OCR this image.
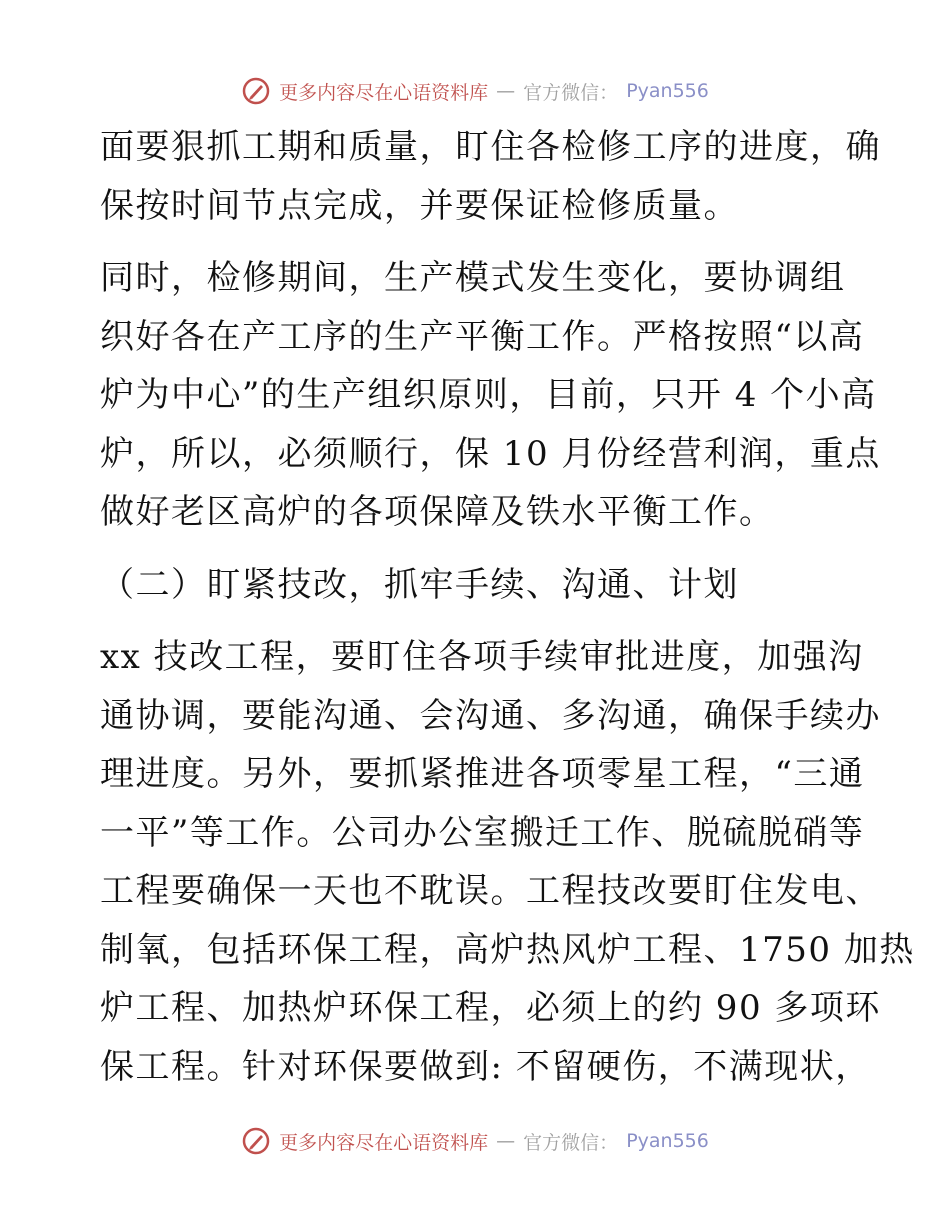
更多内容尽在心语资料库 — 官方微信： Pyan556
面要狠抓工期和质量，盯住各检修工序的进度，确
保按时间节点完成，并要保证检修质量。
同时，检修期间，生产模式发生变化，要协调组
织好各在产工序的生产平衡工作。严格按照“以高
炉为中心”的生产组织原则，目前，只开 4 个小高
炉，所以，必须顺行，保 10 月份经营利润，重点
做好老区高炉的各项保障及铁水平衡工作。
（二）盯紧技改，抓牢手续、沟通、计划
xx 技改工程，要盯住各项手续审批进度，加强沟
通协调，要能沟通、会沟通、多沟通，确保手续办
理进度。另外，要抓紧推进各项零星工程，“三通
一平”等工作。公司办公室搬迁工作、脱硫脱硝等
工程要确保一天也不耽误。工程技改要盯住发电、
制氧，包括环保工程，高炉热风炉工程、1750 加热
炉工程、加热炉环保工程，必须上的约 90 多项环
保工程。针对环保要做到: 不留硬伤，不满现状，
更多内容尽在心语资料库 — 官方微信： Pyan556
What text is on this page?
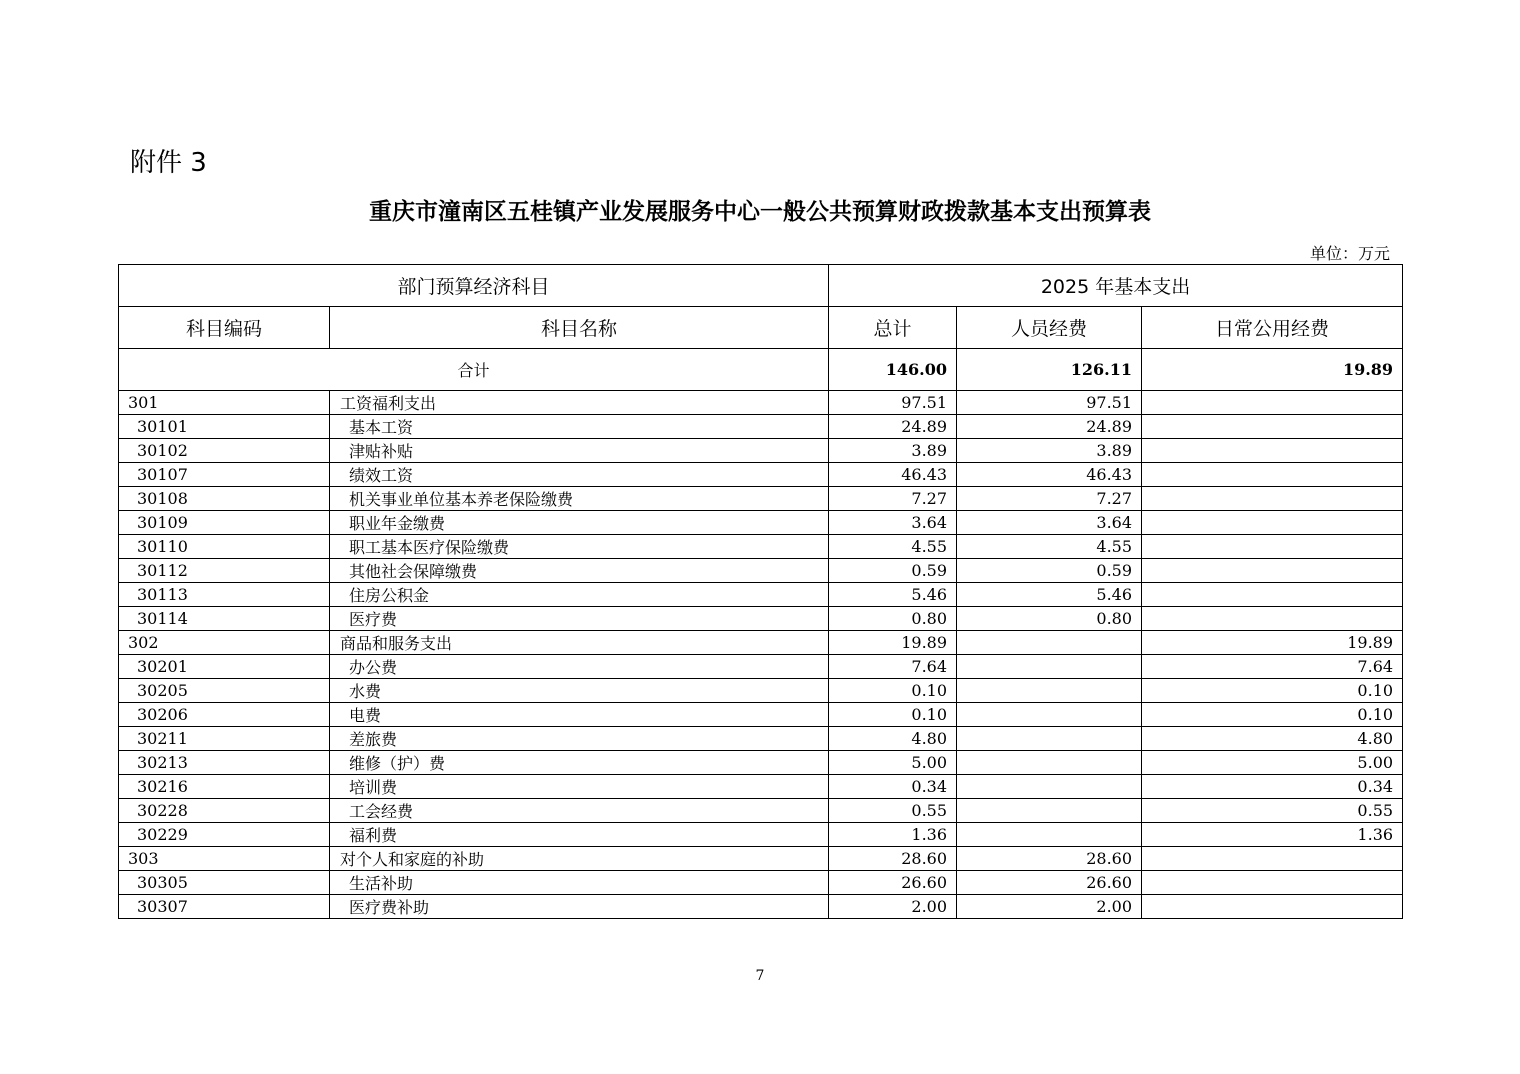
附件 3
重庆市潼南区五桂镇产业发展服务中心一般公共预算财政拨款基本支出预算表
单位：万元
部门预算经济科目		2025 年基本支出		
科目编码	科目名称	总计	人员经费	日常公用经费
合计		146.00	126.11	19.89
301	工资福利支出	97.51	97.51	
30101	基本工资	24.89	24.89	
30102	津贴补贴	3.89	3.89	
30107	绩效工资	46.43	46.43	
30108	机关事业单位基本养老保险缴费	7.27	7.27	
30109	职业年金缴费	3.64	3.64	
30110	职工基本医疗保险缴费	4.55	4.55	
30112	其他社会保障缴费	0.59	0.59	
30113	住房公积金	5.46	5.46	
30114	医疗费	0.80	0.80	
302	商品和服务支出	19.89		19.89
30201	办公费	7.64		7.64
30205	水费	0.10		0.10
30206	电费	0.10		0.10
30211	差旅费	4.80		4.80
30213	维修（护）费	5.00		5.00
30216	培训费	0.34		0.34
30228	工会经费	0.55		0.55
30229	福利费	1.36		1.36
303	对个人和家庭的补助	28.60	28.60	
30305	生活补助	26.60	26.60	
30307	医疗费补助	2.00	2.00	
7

#####

■ **What is required**
Repeat the records word for word. Any picture in them should be left out.

■ **Output below**
OCR this image.
更多内容尽在心语资料库 — 官方微信： Pyan556
面要狠抓工期和质量，盯住各检修工序的进度，确
保按时间节点完成，并要保证检修质量。
同时，检修期间，生产模式发生变化，要协调组
织好各在产工序的生产平衡工作。严格按照“以高
炉为中心”的生产组织原则，目前，只开 4 个小高
炉，所以，必须顺行，保 10 月份经营利润，重点
做好老区高炉的各项保障及铁水平衡工作。
（二）盯紧技改，抓牢手续、沟通、计划
xx 技改工程，要盯住各项手续审批进度，加强沟
通协调，要能沟通、会沟通、多沟通，确保手续办
理进度。另外，要抓紧推进各项零星工程，“三通
一平”等工作。公司办公室搬迁工作、脱硫脱硝等
工程要确保一天也不耽误。工程技改要盯住发电、
制氧，包括环保工程，高炉热风炉工程、1750 加热
炉工程、加热炉环保工程，必须上的约 90 多项环
保工程。针对环保要做到: 不留硬伤，不满现状，
更多内容尽在心语资料库 — 官方微信： Pyan556
What text is on this page?
附件 3
重庆市潼南区五桂镇产业发展服务中心一般公共预算财政拨款基本支出预算表
单位：万元
部门预算经济科目		2025 年基本支出		
科目编码	科目名称	总计	人员经费	日常公用经费
合计		146.00	126.11	19.89
301	工资福利支出	97.51	97.51	
30101	基本工资	24.89	24.89	
30102	津贴补贴	3.89	3.89	
30107	绩效工资	46.43	46.43	
30108	机关事业单位基本养老保险缴费	7.27	7.27	
30109	职业年金缴费	3.64	3.64	
30110	职工基本医疗保险缴费	4.55	4.55	
30112	其他社会保障缴费	0.59	0.59	
30113	住房公积金	5.46	5.46	
30114	医疗费	0.80	0.80	
302	商品和服务支出	19.89		19.89
30201	办公费	7.64		7.64
30205	水费	0.10		0.10
30206	电费	0.10		0.10
30211	差旅费	4.80		4.80
30213	维修（护）费	5.00		5.00
30216	培训费	0.34		0.34
30228	工会经费	0.55		0.55
30229	福利费	1.36		1.36
303	对个人和家庭的补助	28.60	28.60	
30305	生活补助	26.60	26.60	
30307	医疗费补助	2.00	2.00	
7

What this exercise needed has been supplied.